#### [CHALLENGE]
Give the total number of lines with the word "this" in them, and no other words.

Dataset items

— Begin —

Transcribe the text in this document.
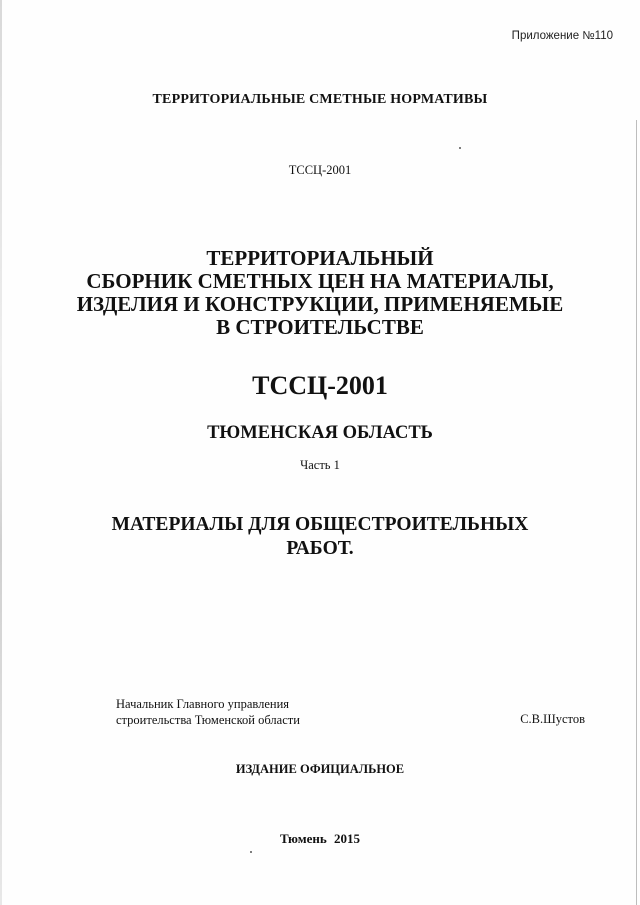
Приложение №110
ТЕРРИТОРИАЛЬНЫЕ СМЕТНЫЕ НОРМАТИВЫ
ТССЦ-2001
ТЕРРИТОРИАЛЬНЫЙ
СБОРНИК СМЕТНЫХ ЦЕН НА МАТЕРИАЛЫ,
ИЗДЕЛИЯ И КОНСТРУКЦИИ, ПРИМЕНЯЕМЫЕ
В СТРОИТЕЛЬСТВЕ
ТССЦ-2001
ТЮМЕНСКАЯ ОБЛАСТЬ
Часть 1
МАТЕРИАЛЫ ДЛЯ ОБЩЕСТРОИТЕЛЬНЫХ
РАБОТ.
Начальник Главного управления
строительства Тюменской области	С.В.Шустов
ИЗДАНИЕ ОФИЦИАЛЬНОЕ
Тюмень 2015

— End —
— Begin —

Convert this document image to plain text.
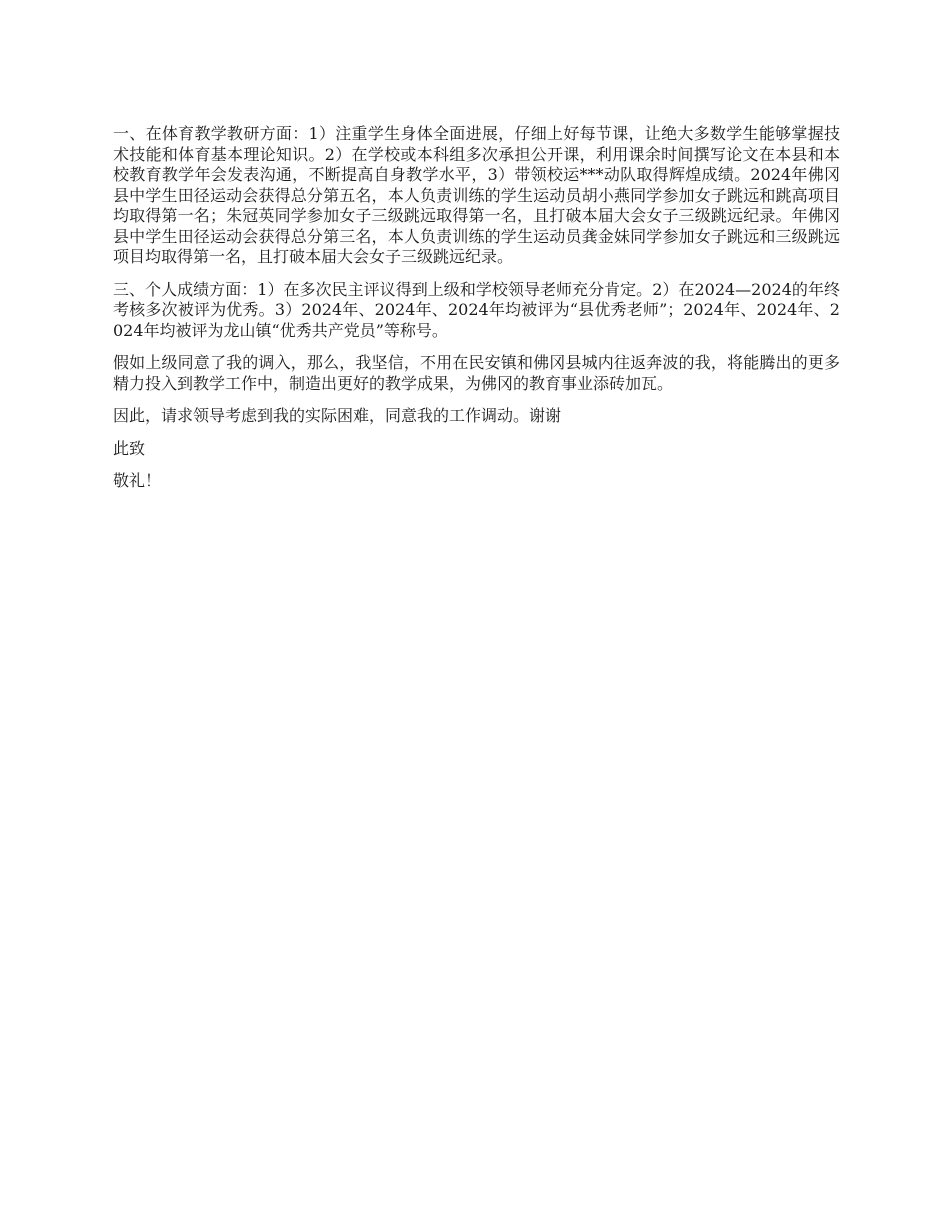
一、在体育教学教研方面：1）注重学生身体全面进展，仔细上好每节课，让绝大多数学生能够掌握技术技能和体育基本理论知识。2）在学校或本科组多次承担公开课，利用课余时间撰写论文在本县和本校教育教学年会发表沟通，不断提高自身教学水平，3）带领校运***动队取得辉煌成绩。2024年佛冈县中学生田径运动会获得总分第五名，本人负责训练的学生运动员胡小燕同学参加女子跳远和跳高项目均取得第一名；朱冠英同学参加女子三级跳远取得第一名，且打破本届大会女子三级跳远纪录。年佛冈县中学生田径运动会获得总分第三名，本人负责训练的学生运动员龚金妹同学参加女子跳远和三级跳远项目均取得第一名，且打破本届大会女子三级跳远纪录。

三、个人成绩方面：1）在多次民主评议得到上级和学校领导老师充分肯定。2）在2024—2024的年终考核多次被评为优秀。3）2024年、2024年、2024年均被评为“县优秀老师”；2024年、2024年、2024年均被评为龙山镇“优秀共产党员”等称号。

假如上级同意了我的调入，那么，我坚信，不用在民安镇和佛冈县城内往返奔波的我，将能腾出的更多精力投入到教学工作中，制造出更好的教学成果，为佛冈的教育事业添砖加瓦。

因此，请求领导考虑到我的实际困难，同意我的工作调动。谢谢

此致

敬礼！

— End —
— Begin —

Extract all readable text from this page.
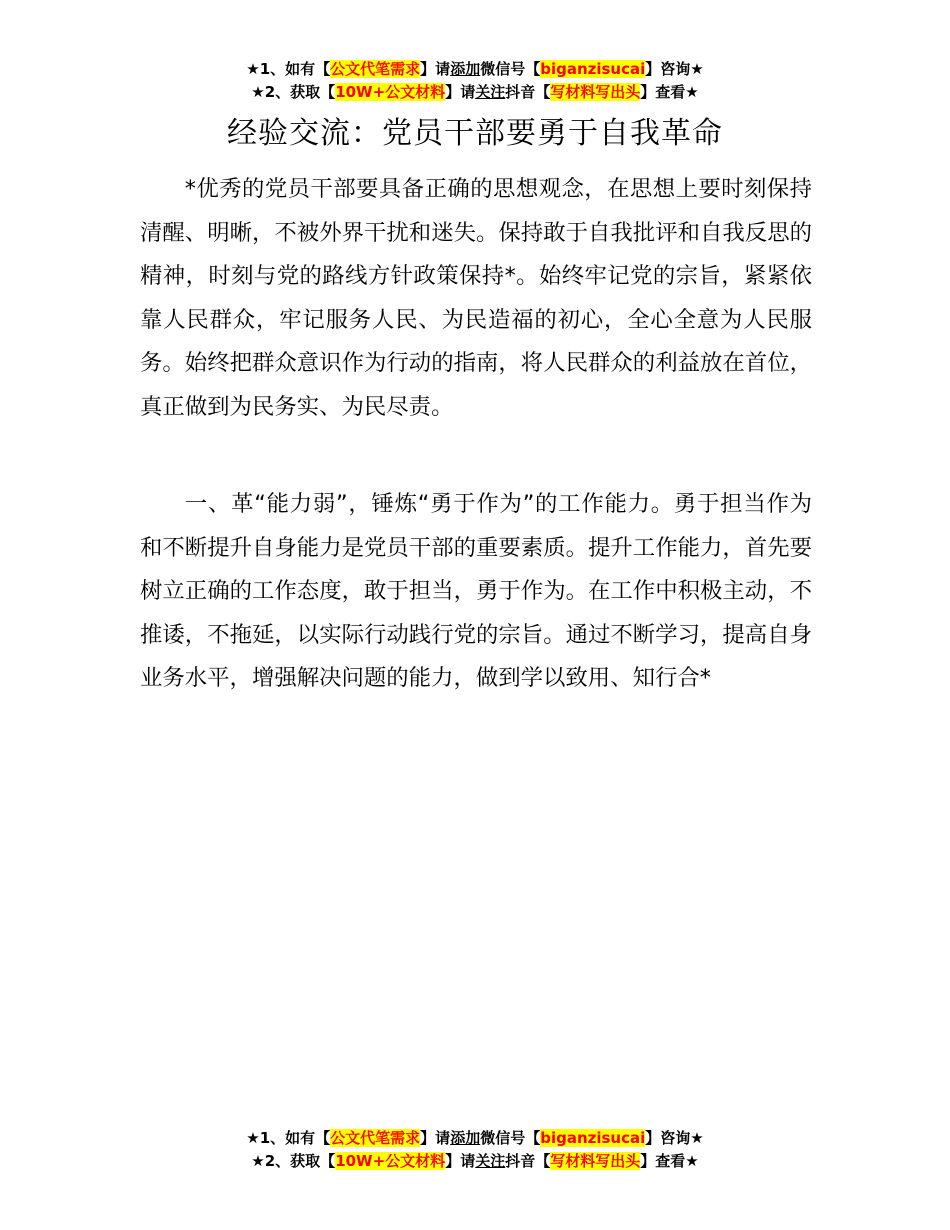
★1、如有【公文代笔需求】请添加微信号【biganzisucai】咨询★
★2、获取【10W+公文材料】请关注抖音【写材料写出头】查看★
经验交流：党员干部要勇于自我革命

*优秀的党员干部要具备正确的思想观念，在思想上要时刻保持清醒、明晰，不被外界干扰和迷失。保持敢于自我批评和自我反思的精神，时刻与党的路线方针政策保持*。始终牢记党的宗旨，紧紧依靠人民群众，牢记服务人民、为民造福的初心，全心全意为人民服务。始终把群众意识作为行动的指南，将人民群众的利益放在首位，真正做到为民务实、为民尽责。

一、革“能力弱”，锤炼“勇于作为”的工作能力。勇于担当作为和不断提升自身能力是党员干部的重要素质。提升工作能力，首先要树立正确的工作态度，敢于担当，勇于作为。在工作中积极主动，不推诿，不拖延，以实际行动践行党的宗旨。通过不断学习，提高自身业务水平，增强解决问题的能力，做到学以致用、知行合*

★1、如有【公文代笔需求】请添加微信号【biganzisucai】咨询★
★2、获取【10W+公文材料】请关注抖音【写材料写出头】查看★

— End —

#### [EXERCISE RESPONSE]
3